Task directions:
Every record must be repeated exactly; omit any pictures they contain.

---

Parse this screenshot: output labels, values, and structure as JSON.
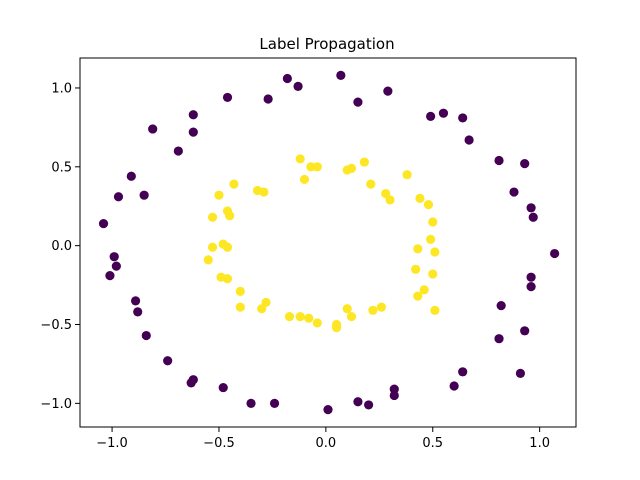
{
  "chart_data": {
    "type": "scatter",
    "title": "Label Propagation",
    "xlabel": "",
    "ylabel": "",
    "xlim": [
      -1.15,
      1.17
    ],
    "ylim": [
      -1.15,
      1.19
    ],
    "grid": false,
    "x_ticks": [
      -1.0,
      -0.5,
      0.0,
      0.5,
      1.0
    ],
    "x_tick_labels": [
      "−1.0",
      "−0.5",
      "0.0",
      "0.5",
      "1.0"
    ],
    "y_ticks": [
      1.0,
      0.5,
      0.0,
      -0.5,
      -1.0
    ],
    "y_tick_labels": [
      "1.0",
      "0.5",
      "0.0",
      "−0.5",
      "−1.0"
    ],
    "colors": {
      "outer": "#440154",
      "inner": "#fde725"
    },
    "series": [
      {
        "class": "outer",
        "points": [
          [
            -0.18,
            1.06
          ],
          [
            0.07,
            1.08
          ],
          [
            -0.13,
            1.01
          ],
          [
            0.29,
            0.98
          ],
          [
            -0.46,
            0.94
          ],
          [
            -0.27,
            0.93
          ],
          [
            0.15,
            0.91
          ],
          [
            -0.62,
            0.83
          ],
          [
            0.55,
            0.84
          ],
          [
            0.49,
            0.82
          ],
          [
            0.64,
            0.81
          ],
          [
            -0.81,
            0.74
          ],
          [
            -0.62,
            0.72
          ],
          [
            0.67,
            0.67
          ],
          [
            -0.69,
            0.6
          ],
          [
            0.81,
            0.54
          ],
          [
            0.93,
            0.52
          ],
          [
            -0.91,
            0.44
          ],
          [
            0.88,
            0.34
          ],
          [
            -0.85,
            0.32
          ],
          [
            -0.97,
            0.31
          ],
          [
            0.96,
            0.24
          ],
          [
            0.97,
            0.18
          ],
          [
            -1.04,
            0.14
          ],
          [
            1.07,
            -0.05
          ],
          [
            -0.99,
            -0.07
          ],
          [
            -0.98,
            -0.13
          ],
          [
            -1.01,
            -0.19
          ],
          [
            0.96,
            -0.2
          ],
          [
            0.96,
            -0.26
          ],
          [
            -0.89,
            -0.35
          ],
          [
            -0.88,
            -0.42
          ],
          [
            0.82,
            -0.38
          ],
          [
            0.93,
            -0.54
          ],
          [
            -0.84,
            -0.57
          ],
          [
            0.81,
            -0.59
          ],
          [
            -0.74,
            -0.73
          ],
          [
            0.64,
            -0.8
          ],
          [
            0.91,
            -0.81
          ],
          [
            -0.62,
            -0.85
          ],
          [
            -0.63,
            -0.87
          ],
          [
            0.6,
            -0.89
          ],
          [
            -0.48,
            -0.9
          ],
          [
            0.32,
            -0.91
          ],
          [
            0.32,
            -0.95
          ],
          [
            -0.35,
            -1.0
          ],
          [
            -0.24,
            -1.0
          ],
          [
            0.15,
            -0.99
          ],
          [
            0.2,
            -1.01
          ],
          [
            0.01,
            -1.04
          ]
        ]
      },
      {
        "class": "inner",
        "points": [
          [
            -0.12,
            0.55
          ],
          [
            0.18,
            0.53
          ],
          [
            -0.07,
            0.5
          ],
          [
            -0.04,
            0.5
          ],
          [
            0.1,
            0.48
          ],
          [
            0.12,
            0.49
          ],
          [
            0.38,
            0.45
          ],
          [
            -0.1,
            0.42
          ],
          [
            0.21,
            0.39
          ],
          [
            -0.43,
            0.39
          ],
          [
            -0.32,
            0.35
          ],
          [
            -0.29,
            0.34
          ],
          [
            0.28,
            0.33
          ],
          [
            -0.5,
            0.32
          ],
          [
            0.3,
            0.29
          ],
          [
            0.44,
            0.3
          ],
          [
            0.48,
            0.26
          ],
          [
            -0.46,
            0.22
          ],
          [
            -0.45,
            0.19
          ],
          [
            -0.53,
            0.18
          ],
          [
            0.5,
            0.15
          ],
          [
            0.49,
            0.04
          ],
          [
            -0.48,
            0.01
          ],
          [
            -0.53,
            -0.01
          ],
          [
            -0.46,
            -0.01
          ],
          [
            0.43,
            -0.02
          ],
          [
            0.51,
            -0.04
          ],
          [
            -0.55,
            -0.09
          ],
          [
            0.42,
            -0.15
          ],
          [
            0.5,
            -0.18
          ],
          [
            -0.49,
            -0.2
          ],
          [
            -0.46,
            -0.21
          ],
          [
            0.46,
            -0.28
          ],
          [
            -0.4,
            -0.29
          ],
          [
            0.43,
            -0.32
          ],
          [
            -0.28,
            -0.36
          ],
          [
            -0.4,
            -0.39
          ],
          [
            -0.3,
            -0.4
          ],
          [
            0.26,
            -0.39
          ],
          [
            0.51,
            -0.41
          ],
          [
            0.1,
            -0.4
          ],
          [
            0.22,
            -0.41
          ],
          [
            -0.17,
            -0.45
          ],
          [
            -0.12,
            -0.45
          ],
          [
            -0.08,
            -0.46
          ],
          [
            0.12,
            -0.45
          ],
          [
            -0.04,
            -0.49
          ],
          [
            0.05,
            -0.5
          ],
          [
            0.05,
            -0.52
          ]
        ]
      }
    ]
  }
}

---

Complete response:
Parse this screenshot: output labels, values, and structure as JSON.
{
  "chart_data": {
    "type": "scatter",
    "title": "Label Propagation",
    "xlabel": "",
    "ylabel": "",
    "xlim": [
      -1.15,
      1.17
    ],
    "ylim": [
      -1.15,
      1.19
    ],
    "grid": false,
    "x_ticks": [
      -1.0,
      -0.5,
      0.0,
      0.5,
      1.0
    ],
    "x_tick_labels": [
      "−1.0",
      "−0.5",
      "0.0",
      "0.5",
      "1.0"
    ],
    "y_ticks": [
      1.0,
      0.5,
      0.0,
      -0.5,
      -1.0
    ],
    "y_tick_labels": [
      "1.0",
      "0.5",
      "0.0",
      "−0.5",
      "−1.0"
    ],
    "colors": {
      "outer": "#440154",
      "inner": "#fde725"
    },
    "series": [
      {
        "class": "outer",
        "points": [
          [
            -0.18,
            1.06
          ],
          [
            0.07,
            1.08
          ],
          [
            -0.13,
            1.01
          ],
          [
            0.29,
            0.98
          ],
          [
            -0.46,
            0.94
          ],
          [
            -0.27,
            0.93
          ],
          [
            0.15,
            0.91
          ],
          [
            -0.62,
            0.83
          ],
          [
            0.55,
            0.84
          ],
          [
            0.49,
            0.82
          ],
          [
            0.64,
            0.81
          ],
          [
            -0.81,
            0.74
          ],
          [
            -0.62,
            0.72
          ],
          [
            0.67,
            0.67
          ],
          [
            -0.69,
            0.6
          ],
          [
            0.81,
            0.54
          ],
          [
            0.93,
            0.52
          ],
          [
            -0.91,
            0.44
          ],
          [
            0.88,
            0.34
          ],
          [
            -0.85,
            0.32
          ],
          [
            -0.97,
            0.31
          ],
          [
            0.96,
            0.24
          ],
          [
            0.97,
            0.18
          ],
          [
            -1.04,
            0.14
          ],
          [
            1.07,
            -0.05
          ],
          [
            -0.99,
            -0.07
          ],
          [
            -0.98,
            -0.13
          ],
          [
            -1.01,
            -0.19
          ],
          [
            0.96,
            -0.2
          ],
          [
            0.96,
            -0.26
          ],
          [
            -0.89,
            -0.35
          ],
          [
            -0.88,
            -0.42
          ],
          [
            0.82,
            -0.38
          ],
          [
            0.93,
            -0.54
          ],
          [
            -0.84,
            -0.57
          ],
          [
            0.81,
            -0.59
          ],
          [
            -0.74,
            -0.73
          ],
          [
            0.64,
            -0.8
          ],
          [
            0.91,
            -0.81
          ],
          [
            -0.62,
            -0.85
          ],
          [
            -0.63,
            -0.87
          ],
          [
            0.6,
            -0.89
          ],
          [
            -0.48,
            -0.9
          ],
          [
            0.32,
            -0.91
          ],
          [
            0.32,
            -0.95
          ],
          [
            -0.35,
            -1.0
          ],
          [
            -0.24,
            -1.0
          ],
          [
            0.15,
            -0.99
          ],
          [
            0.2,
            -1.01
          ],
          [
            0.01,
            -1.04
          ]
        ]
      },
      {
        "class": "inner",
        "points": [
          [
            -0.12,
            0.55
          ],
          [
            0.18,
            0.53
          ],
          [
            -0.07,
            0.5
          ],
          [
            -0.04,
            0.5
          ],
          [
            0.1,
            0.48
          ],
          [
            0.12,
            0.49
          ],
          [
            0.38,
            0.45
          ],
          [
            -0.1,
            0.42
          ],
          [
            0.21,
            0.39
          ],
          [
            -0.43,
            0.39
          ],
          [
            -0.32,
            0.35
          ],
          [
            -0.29,
            0.34
          ],
          [
            0.28,
            0.33
          ],
          [
            -0.5,
            0.32
          ],
          [
            0.3,
            0.29
          ],
          [
            0.44,
            0.3
          ],
          [
            0.48,
            0.26
          ],
          [
            -0.46,
            0.22
          ],
          [
            -0.45,
            0.19
          ],
          [
            -0.53,
            0.18
          ],
          [
            0.5,
            0.15
          ],
          [
            0.49,
            0.04
          ],
          [
            -0.48,
            0.01
          ],
          [
            -0.53,
            -0.01
          ],
          [
            -0.46,
            -0.01
          ],
          [
            0.43,
            -0.02
          ],
          [
            0.51,
            -0.04
          ],
          [
            -0.55,
            -0.09
          ],
          [
            0.42,
            -0.15
          ],
          [
            0.5,
            -0.18
          ],
          [
            -0.49,
            -0.2
          ],
          [
            -0.46,
            -0.21
          ],
          [
            0.46,
            -0.28
          ],
          [
            -0.4,
            -0.29
          ],
          [
            0.43,
            -0.32
          ],
          [
            -0.28,
            -0.36
          ],
          [
            -0.4,
            -0.39
          ],
          [
            -0.3,
            -0.4
          ],
          [
            0.26,
            -0.39
          ],
          [
            0.51,
            -0.41
          ],
          [
            0.1,
            -0.4
          ],
          [
            0.22,
            -0.41
          ],
          [
            -0.17,
            -0.45
          ],
          [
            -0.12,
            -0.45
          ],
          [
            -0.08,
            -0.46
          ],
          [
            0.12,
            -0.45
          ],
          [
            -0.04,
            -0.49
          ],
          [
            0.05,
            -0.5
          ],
          [
            0.05,
            -0.52
          ]
        ]
      }
    ]
  }
}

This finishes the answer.